#### DATA FOR THIS TASK:
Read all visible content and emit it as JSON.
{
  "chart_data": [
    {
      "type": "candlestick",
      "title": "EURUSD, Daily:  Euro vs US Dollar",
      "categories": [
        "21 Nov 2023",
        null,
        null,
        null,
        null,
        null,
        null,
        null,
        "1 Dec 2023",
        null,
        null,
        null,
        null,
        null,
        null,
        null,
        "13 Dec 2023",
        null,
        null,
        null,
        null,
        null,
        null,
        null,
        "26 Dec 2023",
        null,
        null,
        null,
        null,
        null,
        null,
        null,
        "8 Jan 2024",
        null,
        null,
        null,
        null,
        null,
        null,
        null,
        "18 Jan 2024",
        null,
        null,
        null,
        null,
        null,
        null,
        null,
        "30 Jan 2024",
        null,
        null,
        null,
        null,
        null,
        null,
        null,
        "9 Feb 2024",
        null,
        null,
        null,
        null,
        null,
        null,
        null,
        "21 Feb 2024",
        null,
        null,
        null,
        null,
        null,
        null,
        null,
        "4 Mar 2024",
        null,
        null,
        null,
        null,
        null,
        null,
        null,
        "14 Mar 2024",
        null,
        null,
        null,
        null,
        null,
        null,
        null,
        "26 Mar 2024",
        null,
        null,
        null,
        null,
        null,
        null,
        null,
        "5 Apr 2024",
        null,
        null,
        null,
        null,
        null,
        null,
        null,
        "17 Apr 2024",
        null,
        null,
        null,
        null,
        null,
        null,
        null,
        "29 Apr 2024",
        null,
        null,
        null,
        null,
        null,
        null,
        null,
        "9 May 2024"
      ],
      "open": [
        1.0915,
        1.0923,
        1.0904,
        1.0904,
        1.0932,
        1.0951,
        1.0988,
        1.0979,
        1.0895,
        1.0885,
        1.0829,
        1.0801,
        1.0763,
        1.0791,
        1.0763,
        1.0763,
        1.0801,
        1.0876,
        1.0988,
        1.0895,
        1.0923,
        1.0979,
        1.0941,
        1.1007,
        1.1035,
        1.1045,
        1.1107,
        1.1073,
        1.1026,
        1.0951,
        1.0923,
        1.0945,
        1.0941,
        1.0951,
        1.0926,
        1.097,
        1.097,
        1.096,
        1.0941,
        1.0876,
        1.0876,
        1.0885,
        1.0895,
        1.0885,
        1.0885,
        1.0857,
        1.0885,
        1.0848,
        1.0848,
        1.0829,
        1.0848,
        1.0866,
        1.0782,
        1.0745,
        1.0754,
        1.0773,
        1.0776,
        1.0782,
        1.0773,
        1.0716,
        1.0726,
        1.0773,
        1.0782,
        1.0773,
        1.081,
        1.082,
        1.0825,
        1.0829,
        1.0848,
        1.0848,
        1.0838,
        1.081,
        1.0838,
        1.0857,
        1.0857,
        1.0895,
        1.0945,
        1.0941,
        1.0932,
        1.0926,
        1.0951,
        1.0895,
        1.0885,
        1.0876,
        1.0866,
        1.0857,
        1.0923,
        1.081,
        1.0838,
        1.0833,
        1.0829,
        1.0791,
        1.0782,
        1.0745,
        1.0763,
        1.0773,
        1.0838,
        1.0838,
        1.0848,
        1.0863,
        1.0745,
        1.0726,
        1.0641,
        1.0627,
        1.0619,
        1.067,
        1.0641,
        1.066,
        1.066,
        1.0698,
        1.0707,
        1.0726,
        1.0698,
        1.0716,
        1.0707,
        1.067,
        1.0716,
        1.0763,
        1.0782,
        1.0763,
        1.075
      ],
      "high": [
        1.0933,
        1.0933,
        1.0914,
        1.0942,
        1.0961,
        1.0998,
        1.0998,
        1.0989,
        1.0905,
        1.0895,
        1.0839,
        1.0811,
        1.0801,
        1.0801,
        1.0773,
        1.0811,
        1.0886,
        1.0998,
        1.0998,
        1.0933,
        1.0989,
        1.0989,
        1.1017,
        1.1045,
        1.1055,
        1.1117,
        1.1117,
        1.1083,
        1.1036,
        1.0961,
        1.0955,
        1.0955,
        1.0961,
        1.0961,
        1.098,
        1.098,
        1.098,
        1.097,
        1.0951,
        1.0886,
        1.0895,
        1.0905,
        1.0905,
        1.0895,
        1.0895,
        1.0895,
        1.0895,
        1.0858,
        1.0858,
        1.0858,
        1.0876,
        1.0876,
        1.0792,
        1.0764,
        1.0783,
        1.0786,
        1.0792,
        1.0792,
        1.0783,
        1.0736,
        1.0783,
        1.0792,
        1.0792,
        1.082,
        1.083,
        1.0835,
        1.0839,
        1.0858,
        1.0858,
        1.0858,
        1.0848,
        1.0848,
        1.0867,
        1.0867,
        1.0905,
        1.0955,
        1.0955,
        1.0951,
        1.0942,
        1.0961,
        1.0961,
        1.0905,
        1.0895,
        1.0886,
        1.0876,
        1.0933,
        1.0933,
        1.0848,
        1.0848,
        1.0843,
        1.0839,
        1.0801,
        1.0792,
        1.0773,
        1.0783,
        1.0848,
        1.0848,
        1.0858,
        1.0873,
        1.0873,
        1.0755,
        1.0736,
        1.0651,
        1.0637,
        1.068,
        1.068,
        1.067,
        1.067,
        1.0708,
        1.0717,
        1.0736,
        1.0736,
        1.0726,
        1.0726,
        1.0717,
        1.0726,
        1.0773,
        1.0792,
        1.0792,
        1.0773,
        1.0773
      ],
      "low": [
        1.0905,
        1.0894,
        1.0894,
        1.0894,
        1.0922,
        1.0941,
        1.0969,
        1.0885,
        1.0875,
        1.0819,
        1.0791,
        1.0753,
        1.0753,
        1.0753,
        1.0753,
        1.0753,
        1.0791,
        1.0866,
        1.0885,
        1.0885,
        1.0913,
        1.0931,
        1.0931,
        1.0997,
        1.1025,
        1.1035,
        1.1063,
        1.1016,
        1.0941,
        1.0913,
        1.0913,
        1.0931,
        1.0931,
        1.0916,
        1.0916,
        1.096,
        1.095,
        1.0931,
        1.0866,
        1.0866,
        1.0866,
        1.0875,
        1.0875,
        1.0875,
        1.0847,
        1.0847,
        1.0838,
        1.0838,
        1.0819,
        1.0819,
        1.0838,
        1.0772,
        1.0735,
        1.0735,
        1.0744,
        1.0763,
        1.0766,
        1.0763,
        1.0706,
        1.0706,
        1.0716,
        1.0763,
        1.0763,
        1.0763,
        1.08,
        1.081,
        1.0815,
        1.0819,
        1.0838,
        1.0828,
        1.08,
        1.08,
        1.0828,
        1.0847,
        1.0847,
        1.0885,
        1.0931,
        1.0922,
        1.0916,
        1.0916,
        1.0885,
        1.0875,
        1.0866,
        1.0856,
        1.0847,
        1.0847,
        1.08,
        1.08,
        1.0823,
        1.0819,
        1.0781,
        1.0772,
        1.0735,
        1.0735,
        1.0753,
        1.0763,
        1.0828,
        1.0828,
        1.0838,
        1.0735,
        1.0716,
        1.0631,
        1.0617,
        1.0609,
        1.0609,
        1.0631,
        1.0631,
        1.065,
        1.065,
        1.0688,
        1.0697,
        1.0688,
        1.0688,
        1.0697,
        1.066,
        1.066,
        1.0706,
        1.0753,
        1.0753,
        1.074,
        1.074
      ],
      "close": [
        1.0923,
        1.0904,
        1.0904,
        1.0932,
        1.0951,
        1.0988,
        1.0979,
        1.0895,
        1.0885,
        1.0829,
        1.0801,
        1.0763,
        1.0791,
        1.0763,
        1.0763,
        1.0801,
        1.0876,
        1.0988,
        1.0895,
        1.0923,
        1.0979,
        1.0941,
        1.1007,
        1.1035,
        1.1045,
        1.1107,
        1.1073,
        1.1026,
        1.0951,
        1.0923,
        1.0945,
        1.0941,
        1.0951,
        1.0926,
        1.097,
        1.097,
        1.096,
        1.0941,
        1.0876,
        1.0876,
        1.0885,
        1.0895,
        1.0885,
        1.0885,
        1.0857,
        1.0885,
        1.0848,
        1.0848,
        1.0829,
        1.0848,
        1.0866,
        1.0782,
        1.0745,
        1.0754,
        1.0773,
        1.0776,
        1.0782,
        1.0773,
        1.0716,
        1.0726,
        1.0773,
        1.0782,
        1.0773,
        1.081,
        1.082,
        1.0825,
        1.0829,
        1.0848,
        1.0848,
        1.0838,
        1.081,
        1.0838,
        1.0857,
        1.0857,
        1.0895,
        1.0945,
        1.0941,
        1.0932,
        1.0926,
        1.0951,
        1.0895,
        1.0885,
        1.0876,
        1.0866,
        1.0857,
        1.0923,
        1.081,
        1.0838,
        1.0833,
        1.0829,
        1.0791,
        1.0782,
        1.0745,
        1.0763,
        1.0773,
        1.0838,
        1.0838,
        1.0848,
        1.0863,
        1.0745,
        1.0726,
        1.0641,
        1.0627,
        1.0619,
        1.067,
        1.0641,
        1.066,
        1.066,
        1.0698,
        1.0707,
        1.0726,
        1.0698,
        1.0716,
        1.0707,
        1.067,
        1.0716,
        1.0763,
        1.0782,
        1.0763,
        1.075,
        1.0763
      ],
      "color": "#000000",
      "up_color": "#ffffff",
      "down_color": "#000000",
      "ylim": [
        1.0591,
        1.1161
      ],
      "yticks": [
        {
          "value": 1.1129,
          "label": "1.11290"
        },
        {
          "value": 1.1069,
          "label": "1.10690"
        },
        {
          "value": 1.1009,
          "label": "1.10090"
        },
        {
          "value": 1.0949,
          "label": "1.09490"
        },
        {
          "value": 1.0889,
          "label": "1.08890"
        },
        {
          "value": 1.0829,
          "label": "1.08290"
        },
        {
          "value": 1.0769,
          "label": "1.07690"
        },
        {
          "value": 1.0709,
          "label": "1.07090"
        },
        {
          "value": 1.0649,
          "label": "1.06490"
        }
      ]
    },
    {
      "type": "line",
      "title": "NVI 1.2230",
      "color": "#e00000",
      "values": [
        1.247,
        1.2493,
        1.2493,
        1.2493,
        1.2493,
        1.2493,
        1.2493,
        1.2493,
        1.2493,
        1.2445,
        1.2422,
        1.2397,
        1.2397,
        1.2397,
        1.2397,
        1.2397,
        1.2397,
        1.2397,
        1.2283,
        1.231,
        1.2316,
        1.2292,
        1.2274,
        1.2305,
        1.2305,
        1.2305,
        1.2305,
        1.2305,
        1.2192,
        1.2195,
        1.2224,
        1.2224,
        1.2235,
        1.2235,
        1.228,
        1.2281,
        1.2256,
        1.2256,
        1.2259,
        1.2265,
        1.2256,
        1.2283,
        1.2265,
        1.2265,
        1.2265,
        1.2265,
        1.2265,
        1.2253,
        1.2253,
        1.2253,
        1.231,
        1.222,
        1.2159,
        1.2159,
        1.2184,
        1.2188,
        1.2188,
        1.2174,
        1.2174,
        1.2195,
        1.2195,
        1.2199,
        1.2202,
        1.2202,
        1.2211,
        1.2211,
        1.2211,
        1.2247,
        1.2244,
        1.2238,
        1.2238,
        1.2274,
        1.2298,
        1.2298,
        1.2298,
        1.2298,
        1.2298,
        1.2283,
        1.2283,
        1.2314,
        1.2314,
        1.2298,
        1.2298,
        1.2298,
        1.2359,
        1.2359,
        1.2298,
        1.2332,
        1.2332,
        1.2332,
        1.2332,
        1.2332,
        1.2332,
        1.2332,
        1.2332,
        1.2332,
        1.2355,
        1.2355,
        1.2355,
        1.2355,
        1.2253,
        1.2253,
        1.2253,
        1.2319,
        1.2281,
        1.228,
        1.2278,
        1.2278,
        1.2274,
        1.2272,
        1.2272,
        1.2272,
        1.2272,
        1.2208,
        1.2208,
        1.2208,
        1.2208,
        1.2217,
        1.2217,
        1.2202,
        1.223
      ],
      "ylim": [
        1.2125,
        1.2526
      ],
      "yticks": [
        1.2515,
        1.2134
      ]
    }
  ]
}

#### SHORT EXERCISE:
Search the entries for the word "title", then gather every line that has it.

#### THE REPLY:
      "title": "EURUSD, Daily:  Euro vs US Dollar",
      "title": "NVI 1.2230",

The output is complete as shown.